Extracted records:
## begin

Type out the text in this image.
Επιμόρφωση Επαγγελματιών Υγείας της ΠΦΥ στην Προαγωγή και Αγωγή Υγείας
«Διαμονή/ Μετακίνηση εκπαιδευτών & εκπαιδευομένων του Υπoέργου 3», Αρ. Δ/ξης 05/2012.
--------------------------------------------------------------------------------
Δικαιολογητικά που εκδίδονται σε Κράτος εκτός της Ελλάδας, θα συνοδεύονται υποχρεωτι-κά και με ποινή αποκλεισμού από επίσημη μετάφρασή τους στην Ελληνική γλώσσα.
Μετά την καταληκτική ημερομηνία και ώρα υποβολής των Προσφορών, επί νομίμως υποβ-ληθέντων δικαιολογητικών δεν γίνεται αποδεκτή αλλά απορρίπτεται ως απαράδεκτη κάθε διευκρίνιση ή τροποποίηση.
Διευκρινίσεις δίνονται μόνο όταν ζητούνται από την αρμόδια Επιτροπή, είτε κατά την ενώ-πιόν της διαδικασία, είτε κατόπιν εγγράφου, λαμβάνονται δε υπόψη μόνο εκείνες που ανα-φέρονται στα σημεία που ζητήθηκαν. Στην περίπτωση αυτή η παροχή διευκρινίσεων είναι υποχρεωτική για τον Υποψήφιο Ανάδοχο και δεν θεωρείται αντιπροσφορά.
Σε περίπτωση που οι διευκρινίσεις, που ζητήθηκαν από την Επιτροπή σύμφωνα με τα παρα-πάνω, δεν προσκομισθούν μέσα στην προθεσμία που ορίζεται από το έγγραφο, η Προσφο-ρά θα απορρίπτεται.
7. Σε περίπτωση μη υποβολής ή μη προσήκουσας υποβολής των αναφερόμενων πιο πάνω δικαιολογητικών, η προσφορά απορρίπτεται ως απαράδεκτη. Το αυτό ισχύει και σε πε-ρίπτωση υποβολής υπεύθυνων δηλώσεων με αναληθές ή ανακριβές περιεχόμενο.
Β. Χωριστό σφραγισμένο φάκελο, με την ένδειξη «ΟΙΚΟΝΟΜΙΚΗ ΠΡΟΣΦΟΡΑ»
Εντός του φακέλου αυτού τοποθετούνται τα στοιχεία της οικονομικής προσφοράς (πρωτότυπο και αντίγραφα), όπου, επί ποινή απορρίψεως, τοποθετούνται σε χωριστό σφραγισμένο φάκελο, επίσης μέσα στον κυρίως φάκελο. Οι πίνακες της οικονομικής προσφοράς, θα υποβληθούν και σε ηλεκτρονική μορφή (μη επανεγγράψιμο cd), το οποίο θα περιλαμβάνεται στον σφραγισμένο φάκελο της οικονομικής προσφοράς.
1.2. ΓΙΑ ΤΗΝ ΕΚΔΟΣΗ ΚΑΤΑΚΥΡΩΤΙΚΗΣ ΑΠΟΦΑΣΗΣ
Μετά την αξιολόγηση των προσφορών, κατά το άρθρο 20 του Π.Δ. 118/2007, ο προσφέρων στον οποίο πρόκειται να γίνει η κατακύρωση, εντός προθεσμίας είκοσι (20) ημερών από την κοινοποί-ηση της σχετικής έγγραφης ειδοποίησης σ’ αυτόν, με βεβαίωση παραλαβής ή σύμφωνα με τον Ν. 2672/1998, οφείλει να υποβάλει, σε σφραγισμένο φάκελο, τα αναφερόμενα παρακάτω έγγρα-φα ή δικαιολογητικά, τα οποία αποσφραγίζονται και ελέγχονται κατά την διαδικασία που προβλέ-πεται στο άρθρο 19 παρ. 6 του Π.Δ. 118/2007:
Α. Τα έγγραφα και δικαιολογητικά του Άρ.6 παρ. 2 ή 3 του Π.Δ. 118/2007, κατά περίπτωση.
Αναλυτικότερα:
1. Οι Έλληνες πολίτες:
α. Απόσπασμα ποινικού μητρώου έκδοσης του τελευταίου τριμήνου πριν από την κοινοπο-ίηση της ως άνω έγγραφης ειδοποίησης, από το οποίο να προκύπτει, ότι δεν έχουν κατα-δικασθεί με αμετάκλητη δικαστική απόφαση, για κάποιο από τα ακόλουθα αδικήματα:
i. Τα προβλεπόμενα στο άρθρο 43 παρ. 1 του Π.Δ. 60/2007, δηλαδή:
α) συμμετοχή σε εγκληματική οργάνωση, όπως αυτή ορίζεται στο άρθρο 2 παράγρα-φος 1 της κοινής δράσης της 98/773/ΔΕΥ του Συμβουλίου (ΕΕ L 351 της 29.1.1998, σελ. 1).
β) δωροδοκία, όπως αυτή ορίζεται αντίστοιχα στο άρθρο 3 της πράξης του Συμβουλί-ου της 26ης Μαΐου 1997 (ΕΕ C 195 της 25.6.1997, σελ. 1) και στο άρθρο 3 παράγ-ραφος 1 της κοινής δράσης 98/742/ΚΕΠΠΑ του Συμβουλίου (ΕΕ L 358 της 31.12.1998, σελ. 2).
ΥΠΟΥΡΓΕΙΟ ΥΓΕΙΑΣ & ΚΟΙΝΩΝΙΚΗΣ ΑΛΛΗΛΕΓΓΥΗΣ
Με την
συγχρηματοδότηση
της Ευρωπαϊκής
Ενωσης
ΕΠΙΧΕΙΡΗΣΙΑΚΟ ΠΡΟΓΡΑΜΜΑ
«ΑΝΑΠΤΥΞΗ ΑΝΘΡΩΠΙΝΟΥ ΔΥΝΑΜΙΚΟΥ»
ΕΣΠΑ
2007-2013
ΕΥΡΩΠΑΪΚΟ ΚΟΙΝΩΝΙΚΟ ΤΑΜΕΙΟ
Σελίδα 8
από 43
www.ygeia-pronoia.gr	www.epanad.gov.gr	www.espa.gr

## end

## Your goal
Output all of the data above without any alteration.

## Result below
Type out the text in this image.
Επιμόρφωση Επαγγελματιών Υγείας της ΠΦΥ στην Προαγωγή και Αγωγή Υγείας
«Διαμονή/ Μετακίνηση εκπαιδευτών & εκπαιδευομένων του Υπoέργου 3», Αρ. Δ/ξης 05/2012.
--------------------------------------------------------------------------------
Δικαιολογητικά που εκδίδονται σε Κράτος εκτός της Ελλάδας, θα συνοδεύονται υποχρεωτι-κά και με ποινή αποκλεισμού από επίσημη μετάφρασή τους στην Ελληνική γλώσσα.
Μετά την καταληκτική ημερομηνία και ώρα υποβολής των Προσφορών, επί νομίμως υποβ-ληθέντων δικαιολογητικών δεν γίνεται αποδεκτή αλλά απορρίπτεται ως απαράδεκτη κάθε διευκρίνιση ή τροποποίηση.
Διευκρινίσεις δίνονται μόνο όταν ζητούνται από την αρμόδια Επιτροπή, είτε κατά την ενώ-πιόν της διαδικασία, είτε κατόπιν εγγράφου, λαμβάνονται δε υπόψη μόνο εκείνες που ανα-φέρονται στα σημεία που ζητήθηκαν. Στην περίπτωση αυτή η παροχή διευκρινίσεων είναι υποχρεωτική για τον Υποψήφιο Ανάδοχο και δεν θεωρείται αντιπροσφορά.
Σε περίπτωση που οι διευκρινίσεις, που ζητήθηκαν από την Επιτροπή σύμφωνα με τα παρα-πάνω, δεν προσκομισθούν μέσα στην προθεσμία που ορίζεται από το έγγραφο, η Προσφο-ρά θα απορρίπτεται.
7. Σε περίπτωση μη υποβολής ή μη προσήκουσας υποβολής των αναφερόμενων πιο πάνω δικαιολογητικών, η προσφορά απορρίπτεται ως απαράδεκτη. Το αυτό ισχύει και σε πε-ρίπτωση υποβολής υπεύθυνων δηλώσεων με αναληθές ή ανακριβές περιεχόμενο.
Β. Χωριστό σφραγισμένο φάκελο, με την ένδειξη «ΟΙΚΟΝΟΜΙΚΗ ΠΡΟΣΦΟΡΑ»
Εντός του φακέλου αυτού τοποθετούνται τα στοιχεία της οικονομικής προσφοράς (πρωτότυπο και αντίγραφα), όπου, επί ποινή απορρίψεως, τοποθετούνται σε χωριστό σφραγισμένο φάκελο, επίσης μέσα στον κυρίως φάκελο. Οι πίνακες της οικονομικής προσφοράς, θα υποβληθούν και σε ηλεκτρονική μορφή (μη επανεγγράψιμο cd), το οποίο θα περιλαμβάνεται στον σφραγισμένο φάκελο της οικονομικής προσφοράς.
1.2. ΓΙΑ ΤΗΝ ΕΚΔΟΣΗ ΚΑΤΑΚΥΡΩΤΙΚΗΣ ΑΠΟΦΑΣΗΣ
Μετά την αξιολόγηση των προσφορών, κατά το άρθρο 20 του Π.Δ. 118/2007, ο προσφέρων στον οποίο πρόκειται να γίνει η κατακύρωση, εντός προθεσμίας είκοσι (20) ημερών από την κοινοποί-ηση της σχετικής έγγραφης ειδοποίησης σ’ αυτόν, με βεβαίωση παραλαβής ή σύμφωνα με τον Ν. 2672/1998, οφείλει να υποβάλει, σε σφραγισμένο φάκελο, τα αναφερόμενα παρακάτω έγγρα-φα ή δικαιολογητικά, τα οποία αποσφραγίζονται και ελέγχονται κατά την διαδικασία που προβλέ-πεται στο άρθρο 19 παρ. 6 του Π.Δ. 118/2007:
Α. Τα έγγραφα και δικαιολογητικά του Άρ.6 παρ. 2 ή 3 του Π.Δ. 118/2007, κατά περίπτωση.
Αναλυτικότερα:
1. Οι Έλληνες πολίτες:
α. Απόσπασμα ποινικού μητρώου έκδοσης του τελευταίου τριμήνου πριν από την κοινοπο-ίηση της ως άνω έγγραφης ειδοποίησης, από το οποίο να προκύπτει, ότι δεν έχουν κατα-δικασθεί με αμετάκλητη δικαστική απόφαση, για κάποιο από τα ακόλουθα αδικήματα:
i. Τα προβλεπόμενα στο άρθρο 43 παρ. 1 του Π.Δ. 60/2007, δηλαδή:
α) συμμετοχή σε εγκληματική οργάνωση, όπως αυτή ορίζεται στο άρθρο 2 παράγρα-φος 1 της κοινής δράσης της 98/773/ΔΕΥ του Συμβουλίου (ΕΕ L 351 της 29.1.1998, σελ. 1).
β) δωροδοκία, όπως αυτή ορίζεται αντίστοιχα στο άρθρο 3 της πράξης του Συμβουλί-ου της 26ης Μαΐου 1997 (ΕΕ C 195 της 25.6.1997, σελ. 1) και στο άρθρο 3 παράγ-ραφος 1 της κοινής δράσης 98/742/ΚΕΠΠΑ του Συμβουλίου (ΕΕ L 358 της 31.12.1998, σελ. 2).
ΥΠΟΥΡΓΕΙΟ ΥΓΕΙΑΣ & ΚΟΙΝΩΝΙΚΗΣ ΑΛΛΗΛΕΓΓΥΗΣ
Με την
συγχρηματοδότηση
της Ευρωπαϊκής
Ενωσης
ΕΠΙΧΕΙΡΗΣΙΑΚΟ ΠΡΟΓΡΑΜΜΑ
«ΑΝΑΠΤΥΞΗ ΑΝΘΡΩΠΙΝΟΥ ΔΥΝΑΜΙΚΟΥ»
ΕΣΠΑ
2007-2013
ΕΥΡΩΠΑΪΚΟ ΚΟΙΝΩΝΙΚΟ ΤΑΜΕΙΟ
Σελίδα 8
από 43
www.ygeia-pronoia.gr	www.epanad.gov.gr	www.espa.gr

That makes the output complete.